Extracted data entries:
○ ○ ○ ○
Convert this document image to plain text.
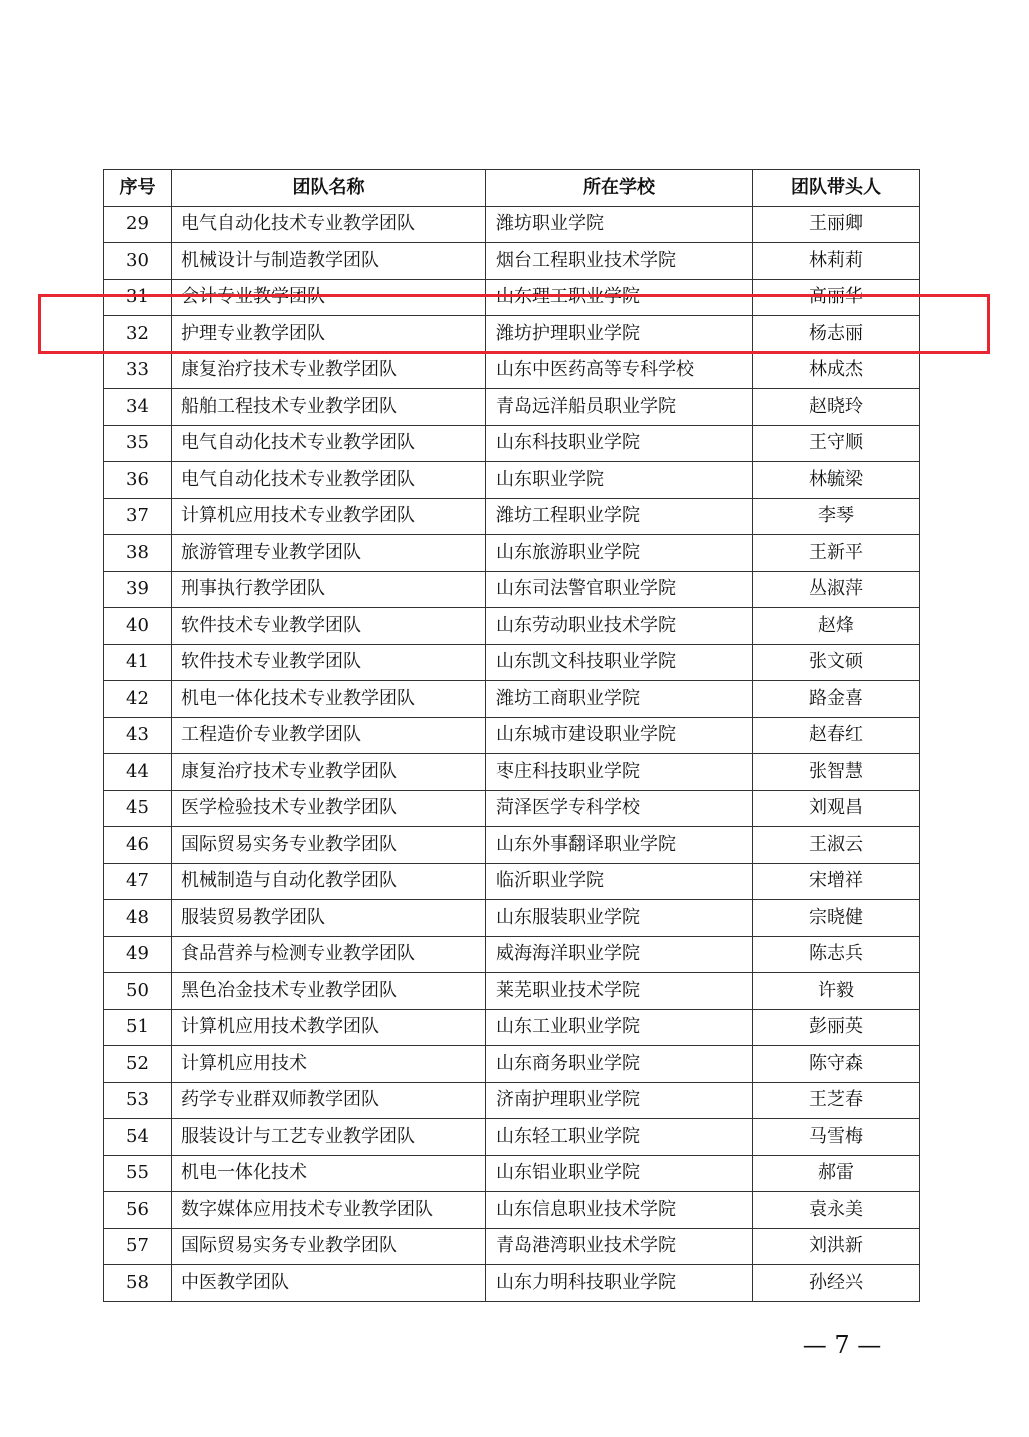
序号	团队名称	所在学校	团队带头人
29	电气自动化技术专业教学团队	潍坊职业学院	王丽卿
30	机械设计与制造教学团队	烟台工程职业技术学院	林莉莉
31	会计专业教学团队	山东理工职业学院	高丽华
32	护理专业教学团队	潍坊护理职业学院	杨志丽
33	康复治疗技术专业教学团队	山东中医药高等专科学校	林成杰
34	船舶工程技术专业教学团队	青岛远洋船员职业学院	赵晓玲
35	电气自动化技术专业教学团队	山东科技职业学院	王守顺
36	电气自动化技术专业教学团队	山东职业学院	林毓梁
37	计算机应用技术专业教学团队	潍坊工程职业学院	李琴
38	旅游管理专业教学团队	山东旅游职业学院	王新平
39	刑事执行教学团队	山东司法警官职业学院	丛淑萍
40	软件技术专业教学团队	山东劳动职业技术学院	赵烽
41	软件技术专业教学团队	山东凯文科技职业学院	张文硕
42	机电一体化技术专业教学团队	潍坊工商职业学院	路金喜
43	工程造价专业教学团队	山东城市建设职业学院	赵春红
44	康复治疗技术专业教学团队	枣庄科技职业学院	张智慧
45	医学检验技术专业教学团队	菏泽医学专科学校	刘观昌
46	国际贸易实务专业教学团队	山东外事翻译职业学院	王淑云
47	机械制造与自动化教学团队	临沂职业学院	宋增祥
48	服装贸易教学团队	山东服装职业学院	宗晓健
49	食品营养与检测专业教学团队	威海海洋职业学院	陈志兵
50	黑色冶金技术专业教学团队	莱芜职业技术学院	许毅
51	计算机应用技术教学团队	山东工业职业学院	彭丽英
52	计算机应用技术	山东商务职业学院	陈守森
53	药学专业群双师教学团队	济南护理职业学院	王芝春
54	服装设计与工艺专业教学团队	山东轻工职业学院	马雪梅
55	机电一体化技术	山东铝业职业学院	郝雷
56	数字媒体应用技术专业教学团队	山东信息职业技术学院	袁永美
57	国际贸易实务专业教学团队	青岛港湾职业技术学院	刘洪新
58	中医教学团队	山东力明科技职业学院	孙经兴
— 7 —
○ ○ ○ ○
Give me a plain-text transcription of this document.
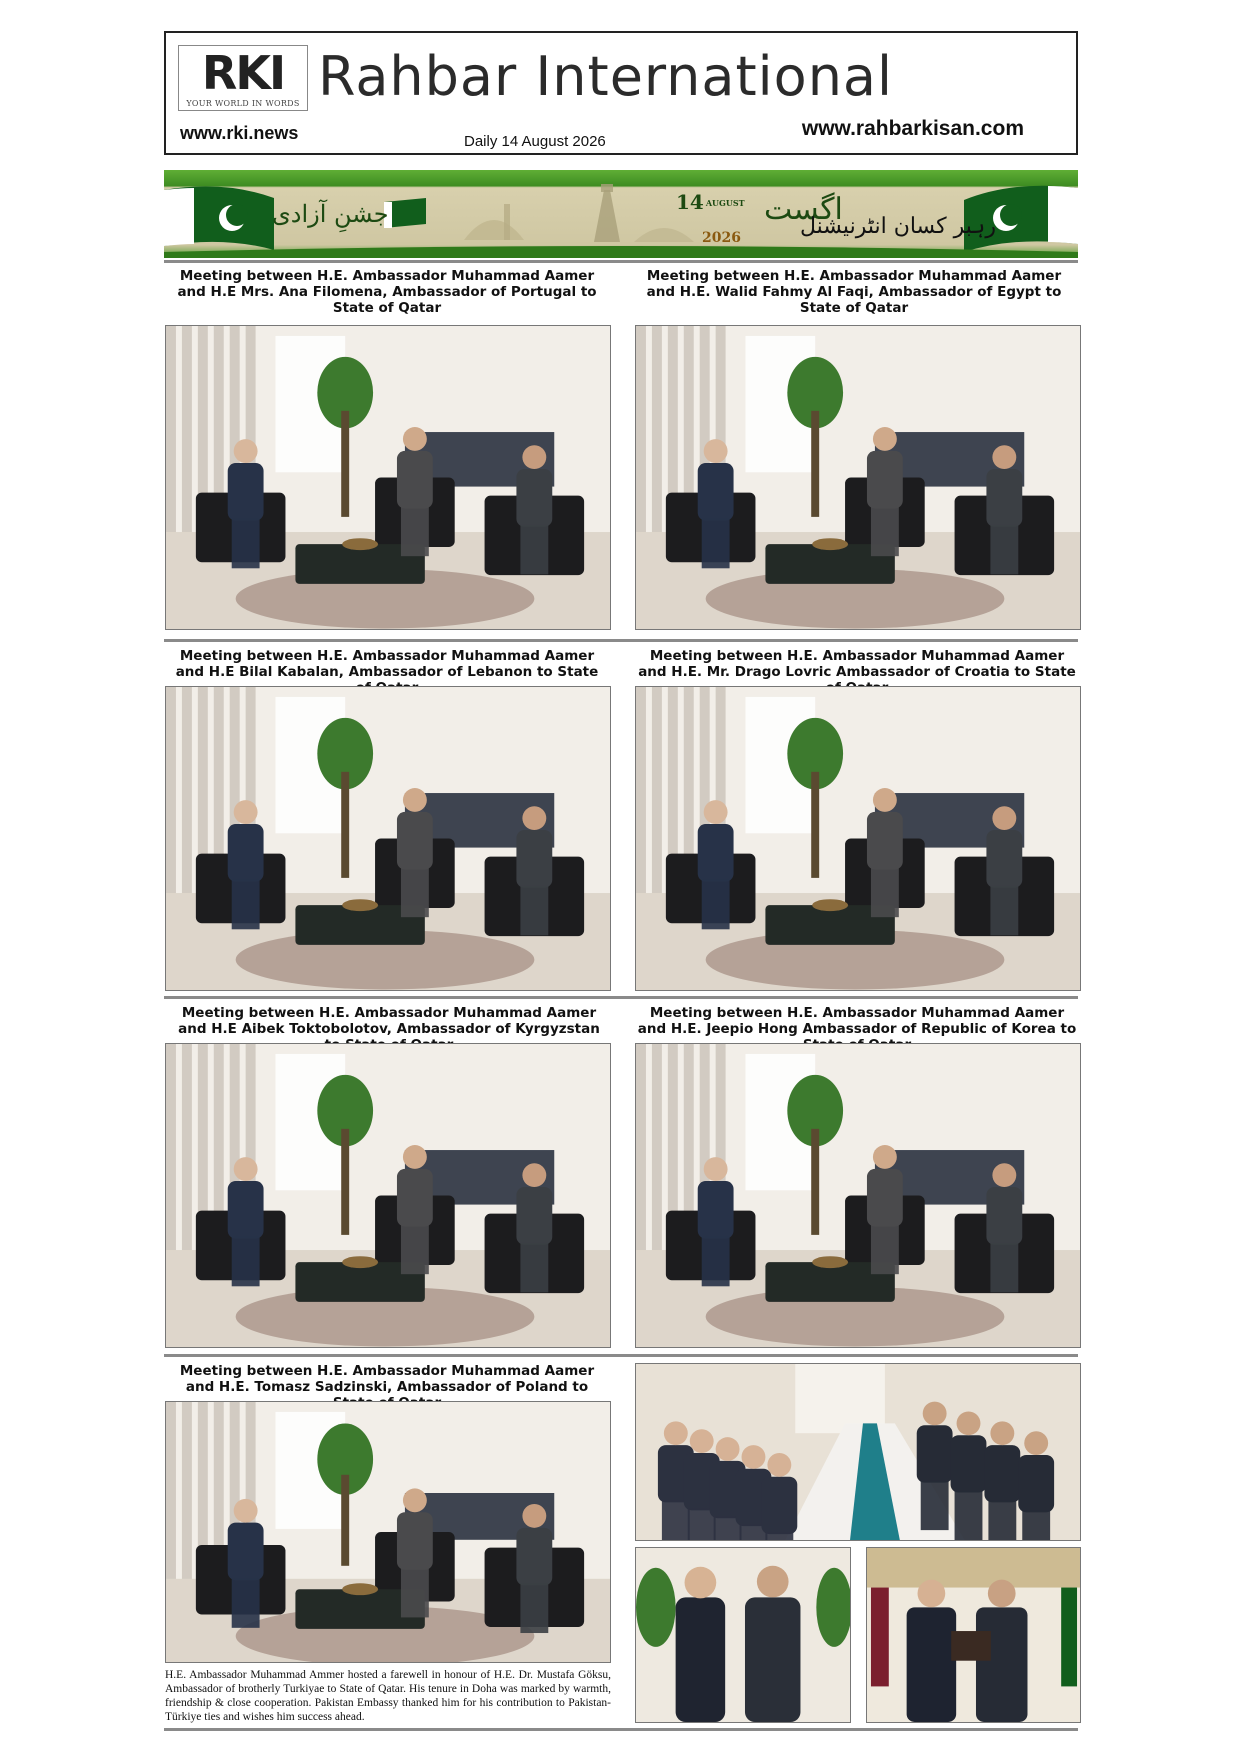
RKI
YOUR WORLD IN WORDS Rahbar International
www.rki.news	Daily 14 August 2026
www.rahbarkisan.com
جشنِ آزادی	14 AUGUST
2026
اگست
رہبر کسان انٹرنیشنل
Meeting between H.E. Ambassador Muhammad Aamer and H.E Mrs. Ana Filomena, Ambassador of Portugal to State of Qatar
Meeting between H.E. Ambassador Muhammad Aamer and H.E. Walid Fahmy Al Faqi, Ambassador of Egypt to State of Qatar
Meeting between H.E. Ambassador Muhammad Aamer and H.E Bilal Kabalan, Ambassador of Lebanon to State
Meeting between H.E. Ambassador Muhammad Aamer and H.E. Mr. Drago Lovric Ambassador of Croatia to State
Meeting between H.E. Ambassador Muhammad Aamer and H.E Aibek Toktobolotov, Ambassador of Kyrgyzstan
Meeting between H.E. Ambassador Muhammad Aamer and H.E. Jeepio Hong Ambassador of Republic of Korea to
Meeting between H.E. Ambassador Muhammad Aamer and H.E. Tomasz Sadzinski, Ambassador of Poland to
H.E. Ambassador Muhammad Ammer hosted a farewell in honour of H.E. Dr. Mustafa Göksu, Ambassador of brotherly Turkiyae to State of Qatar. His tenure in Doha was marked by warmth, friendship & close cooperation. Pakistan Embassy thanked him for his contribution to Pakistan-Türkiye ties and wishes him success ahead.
○ ○ ○ ○
== PROBLEM DETAILS ==
Gather all lines from the listing above in which "plain" occurs.

== THE RESULT ==
Convert this document image to plain text.
Give me a plain-text transcription of this document.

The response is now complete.